Required task — Reproduce the following lines character for character.

(Layout annotation records)
* Begin *

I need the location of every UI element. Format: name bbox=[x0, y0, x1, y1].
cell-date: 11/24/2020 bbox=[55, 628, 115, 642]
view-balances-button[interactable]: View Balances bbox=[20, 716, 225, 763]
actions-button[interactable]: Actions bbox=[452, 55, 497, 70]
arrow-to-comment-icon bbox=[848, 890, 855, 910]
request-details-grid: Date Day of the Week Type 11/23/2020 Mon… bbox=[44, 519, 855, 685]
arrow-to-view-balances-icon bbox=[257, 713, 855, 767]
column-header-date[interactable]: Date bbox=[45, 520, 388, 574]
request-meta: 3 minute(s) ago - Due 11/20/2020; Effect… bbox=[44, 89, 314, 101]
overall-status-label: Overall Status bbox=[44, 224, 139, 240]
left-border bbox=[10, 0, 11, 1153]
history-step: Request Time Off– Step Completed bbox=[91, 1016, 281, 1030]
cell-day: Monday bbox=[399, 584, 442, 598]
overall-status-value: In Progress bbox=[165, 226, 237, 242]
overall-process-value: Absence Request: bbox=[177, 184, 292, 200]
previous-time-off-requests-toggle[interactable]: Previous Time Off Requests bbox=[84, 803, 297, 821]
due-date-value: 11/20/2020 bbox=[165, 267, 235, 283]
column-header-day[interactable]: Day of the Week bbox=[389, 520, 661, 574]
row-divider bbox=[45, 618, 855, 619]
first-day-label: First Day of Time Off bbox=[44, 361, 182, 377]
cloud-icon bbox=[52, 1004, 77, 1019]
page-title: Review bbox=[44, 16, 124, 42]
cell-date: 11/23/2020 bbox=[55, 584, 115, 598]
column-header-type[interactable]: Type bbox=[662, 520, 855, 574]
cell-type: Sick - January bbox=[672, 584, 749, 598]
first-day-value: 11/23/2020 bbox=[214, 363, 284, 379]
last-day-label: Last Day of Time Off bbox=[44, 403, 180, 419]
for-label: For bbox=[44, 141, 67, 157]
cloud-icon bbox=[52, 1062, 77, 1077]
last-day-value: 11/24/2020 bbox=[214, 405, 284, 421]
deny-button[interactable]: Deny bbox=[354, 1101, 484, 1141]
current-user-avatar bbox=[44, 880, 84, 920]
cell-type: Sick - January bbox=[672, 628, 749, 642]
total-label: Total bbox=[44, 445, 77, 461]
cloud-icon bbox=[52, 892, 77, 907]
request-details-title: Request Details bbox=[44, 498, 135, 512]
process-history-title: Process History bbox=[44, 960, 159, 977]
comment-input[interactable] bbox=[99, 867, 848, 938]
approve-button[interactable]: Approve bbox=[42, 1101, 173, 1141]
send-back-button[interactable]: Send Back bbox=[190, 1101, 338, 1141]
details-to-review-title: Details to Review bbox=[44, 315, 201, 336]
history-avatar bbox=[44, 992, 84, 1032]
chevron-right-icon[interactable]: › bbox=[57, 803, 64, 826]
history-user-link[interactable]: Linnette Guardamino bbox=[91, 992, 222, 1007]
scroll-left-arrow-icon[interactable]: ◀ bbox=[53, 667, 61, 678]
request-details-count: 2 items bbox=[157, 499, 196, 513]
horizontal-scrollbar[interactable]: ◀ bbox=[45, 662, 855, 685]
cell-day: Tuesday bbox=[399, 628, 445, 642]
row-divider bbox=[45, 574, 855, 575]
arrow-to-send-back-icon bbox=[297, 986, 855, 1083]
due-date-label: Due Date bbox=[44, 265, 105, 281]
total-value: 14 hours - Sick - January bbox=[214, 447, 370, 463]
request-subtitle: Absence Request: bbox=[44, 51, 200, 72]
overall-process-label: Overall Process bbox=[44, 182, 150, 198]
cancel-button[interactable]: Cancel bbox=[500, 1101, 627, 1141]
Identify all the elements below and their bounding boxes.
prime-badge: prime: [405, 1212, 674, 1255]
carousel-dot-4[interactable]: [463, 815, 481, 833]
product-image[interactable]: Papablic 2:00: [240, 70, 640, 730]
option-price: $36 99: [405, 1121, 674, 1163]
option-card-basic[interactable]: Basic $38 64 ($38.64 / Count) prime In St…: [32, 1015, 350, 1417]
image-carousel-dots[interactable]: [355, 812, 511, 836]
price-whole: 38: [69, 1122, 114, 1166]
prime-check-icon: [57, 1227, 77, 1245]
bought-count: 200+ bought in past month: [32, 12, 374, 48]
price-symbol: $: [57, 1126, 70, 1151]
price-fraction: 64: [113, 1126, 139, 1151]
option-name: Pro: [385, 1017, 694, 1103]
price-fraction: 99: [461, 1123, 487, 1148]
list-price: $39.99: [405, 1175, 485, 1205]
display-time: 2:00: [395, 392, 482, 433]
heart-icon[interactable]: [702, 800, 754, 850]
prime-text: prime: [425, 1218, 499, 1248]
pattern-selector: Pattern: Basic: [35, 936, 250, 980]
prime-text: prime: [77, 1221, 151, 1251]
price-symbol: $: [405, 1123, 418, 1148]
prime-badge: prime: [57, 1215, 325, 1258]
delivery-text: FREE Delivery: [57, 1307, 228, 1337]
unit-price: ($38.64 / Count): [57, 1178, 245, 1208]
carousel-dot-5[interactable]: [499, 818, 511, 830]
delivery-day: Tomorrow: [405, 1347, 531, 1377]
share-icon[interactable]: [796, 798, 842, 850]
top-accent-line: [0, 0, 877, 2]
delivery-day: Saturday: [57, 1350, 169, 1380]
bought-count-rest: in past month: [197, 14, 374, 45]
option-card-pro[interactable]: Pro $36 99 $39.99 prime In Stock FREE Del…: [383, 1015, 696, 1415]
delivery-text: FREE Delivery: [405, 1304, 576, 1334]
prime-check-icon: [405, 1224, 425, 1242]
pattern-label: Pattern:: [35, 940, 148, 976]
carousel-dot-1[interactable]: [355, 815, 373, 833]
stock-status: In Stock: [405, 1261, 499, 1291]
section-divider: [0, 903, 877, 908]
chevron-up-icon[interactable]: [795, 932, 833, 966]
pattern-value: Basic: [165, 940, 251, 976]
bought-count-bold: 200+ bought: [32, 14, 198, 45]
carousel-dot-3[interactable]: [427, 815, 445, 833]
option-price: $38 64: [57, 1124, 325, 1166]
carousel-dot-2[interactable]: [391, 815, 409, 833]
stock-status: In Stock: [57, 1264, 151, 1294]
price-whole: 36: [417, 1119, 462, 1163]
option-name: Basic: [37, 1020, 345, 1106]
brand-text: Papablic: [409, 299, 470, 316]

* End *

Reply to the exercise —
I need the location of every UI element. Format: name bbox=[x0, y0, x1, y1].
cell-date: 11/24/2020 bbox=[55, 628, 115, 642]
view-balances-button[interactable]: View Balances bbox=[20, 716, 225, 763]
actions-button[interactable]: Actions bbox=[452, 55, 497, 70]
arrow-to-comment-icon bbox=[848, 890, 855, 910]
request-details-grid: Date Day of the Week Type 11/23/2020 Mon… bbox=[44, 519, 855, 685]
arrow-to-view-balances-icon bbox=[257, 713, 855, 767]
column-header-date[interactable]: Date bbox=[45, 520, 388, 574]
request-meta: 3 minute(s) ago - Due 11/20/2020; Effect… bbox=[44, 89, 314, 101]
overall-status-label: Overall Status bbox=[44, 224, 139, 240]
left-border bbox=[10, 0, 11, 1153]
history-step: Request Time Off– Step Completed bbox=[91, 1016, 281, 1030]
cell-day: Monday bbox=[399, 584, 442, 598]
overall-status-value: In Progress bbox=[165, 226, 237, 242]
overall-process-value: Absence Request: bbox=[177, 184, 292, 200]
previous-time-off-requests-toggle[interactable]: Previous Time Off Requests bbox=[84, 803, 297, 821]
due-date-value: 11/20/2020 bbox=[165, 267, 235, 283]
column-header-day[interactable]: Day of the Week bbox=[389, 520, 661, 574]
row-divider bbox=[45, 618, 855, 619]
first-day-label: First Day of Time Off bbox=[44, 361, 182, 377]
cloud-icon bbox=[52, 1004, 77, 1019]
page-title: Review bbox=[44, 16, 124, 42]
cell-date: 11/23/2020 bbox=[55, 584, 115, 598]
column-header-type[interactable]: Type bbox=[662, 520, 855, 574]
cell-type: Sick - January bbox=[672, 584, 749, 598]
first-day-value: 11/23/2020 bbox=[214, 363, 284, 379]
last-day-label: Last Day of Time Off bbox=[44, 403, 180, 419]
for-label: For bbox=[44, 141, 67, 157]
cloud-icon bbox=[52, 1062, 77, 1077]
last-day-value: 11/24/2020 bbox=[214, 405, 284, 421]
deny-button[interactable]: Deny bbox=[354, 1101, 484, 1141]
current-user-avatar bbox=[44, 880, 84, 920]
cell-type: Sick - January bbox=[672, 628, 749, 642]
total-label: Total bbox=[44, 445, 77, 461]
cloud-icon bbox=[52, 892, 77, 907]
request-details-title: Request Details bbox=[44, 498, 135, 512]
process-history-title: Process History bbox=[44, 960, 159, 977]
comment-input[interactable] bbox=[99, 867, 848, 938]
approve-button[interactable]: Approve bbox=[42, 1101, 173, 1141]
send-back-button[interactable]: Send Back bbox=[190, 1101, 338, 1141]
details-to-review-title: Details to Review bbox=[44, 315, 201, 336]
history-avatar bbox=[44, 992, 84, 1032]
chevron-right-icon[interactable]: › bbox=[57, 803, 64, 826]
history-user-link[interactable]: Linnette Guardamino bbox=[91, 992, 222, 1007]
scroll-left-arrow-icon[interactable]: ◀ bbox=[53, 667, 61, 678]
request-details-count: 2 items bbox=[157, 499, 196, 513]
horizontal-scrollbar[interactable]: ◀ bbox=[45, 662, 855, 685]
cell-day: Tuesday bbox=[399, 628, 445, 642]
row-divider bbox=[45, 574, 855, 575]
arrow-to-send-back-icon bbox=[297, 986, 855, 1083]
due-date-label: Due Date bbox=[44, 265, 105, 281]
total-value: 14 hours - Sick - January bbox=[214, 447, 370, 463]
request-subtitle: Absence Request: bbox=[44, 51, 200, 72]
overall-process-label: Overall Process bbox=[44, 182, 150, 198]
cancel-button[interactable]: Cancel bbox=[500, 1101, 627, 1141]
Identify all the elements below and their bounding boxes.
prime-badge: prime: [405, 1212, 674, 1255]
carousel-dot-4[interactable]: [463, 815, 481, 833]
product-image[interactable]: Papablic 2:00: [240, 70, 640, 730]
option-price: $36 99: [405, 1121, 674, 1163]
option-card-basic[interactable]: Basic $38 64 ($38.64 / Count) prime In St…: [32, 1015, 350, 1417]
image-carousel-dots[interactable]: [355, 812, 511, 836]
price-whole: 38: [69, 1122, 114, 1166]
prime-check-icon: [57, 1227, 77, 1245]
bought-count: 200+ bought in past month: [32, 12, 374, 48]
price-symbol: $: [57, 1126, 70, 1151]
price-fraction: 64: [113, 1126, 139, 1151]
option-name: Pro: [385, 1017, 694, 1103]
price-fraction: 99: [461, 1123, 487, 1148]
list-price: $39.99: [405, 1175, 485, 1205]
display-time: 2:00: [395, 392, 482, 433]
heart-icon[interactable]: [702, 800, 754, 850]
prime-text: prime: [425, 1218, 499, 1248]
pattern-selector: Pattern: Basic: [35, 936, 250, 980]
prime-text: prime: [77, 1221, 151, 1251]
price-symbol: $: [405, 1123, 418, 1148]
prime-badge: prime: [57, 1215, 325, 1258]
delivery-text: FREE Delivery: [57, 1307, 228, 1337]
unit-price: ($38.64 / Count): [57, 1178, 245, 1208]
carousel-dot-5[interactable]: [499, 818, 511, 830]
delivery-day: Tomorrow: [405, 1347, 531, 1377]
share-icon[interactable]: [796, 798, 842, 850]
top-accent-line: [0, 0, 877, 2]
delivery-day: Saturday: [57, 1350, 169, 1380]
bought-count-rest: in past month: [197, 14, 374, 45]
option-card-pro[interactable]: Pro $36 99 $39.99 prime In Stock FREE Del…: [383, 1015, 696, 1415]
delivery-text: FREE Delivery: [405, 1304, 576, 1334]
prime-check-icon: [405, 1224, 425, 1242]
pattern-label: Pattern:: [35, 940, 148, 976]
carousel-dot-1[interactable]: [355, 815, 373, 833]
stock-status: In Stock: [405, 1261, 499, 1291]
section-divider: [0, 903, 877, 908]
chevron-up-icon[interactable]: [795, 932, 833, 966]
pattern-value: Basic: [165, 940, 251, 976]
bought-count-bold: 200+ bought: [32, 14, 198, 45]
carousel-dot-3[interactable]: [427, 815, 445, 833]
option-price: $38 64: [57, 1124, 325, 1166]
carousel-dot-2[interactable]: [391, 815, 409, 833]
stock-status: In Stock: [57, 1264, 151, 1294]
price-whole: 36: [417, 1119, 462, 1163]
option-name: Basic: [37, 1020, 345, 1106]
brand-text: Papablic: [409, 299, 470, 316]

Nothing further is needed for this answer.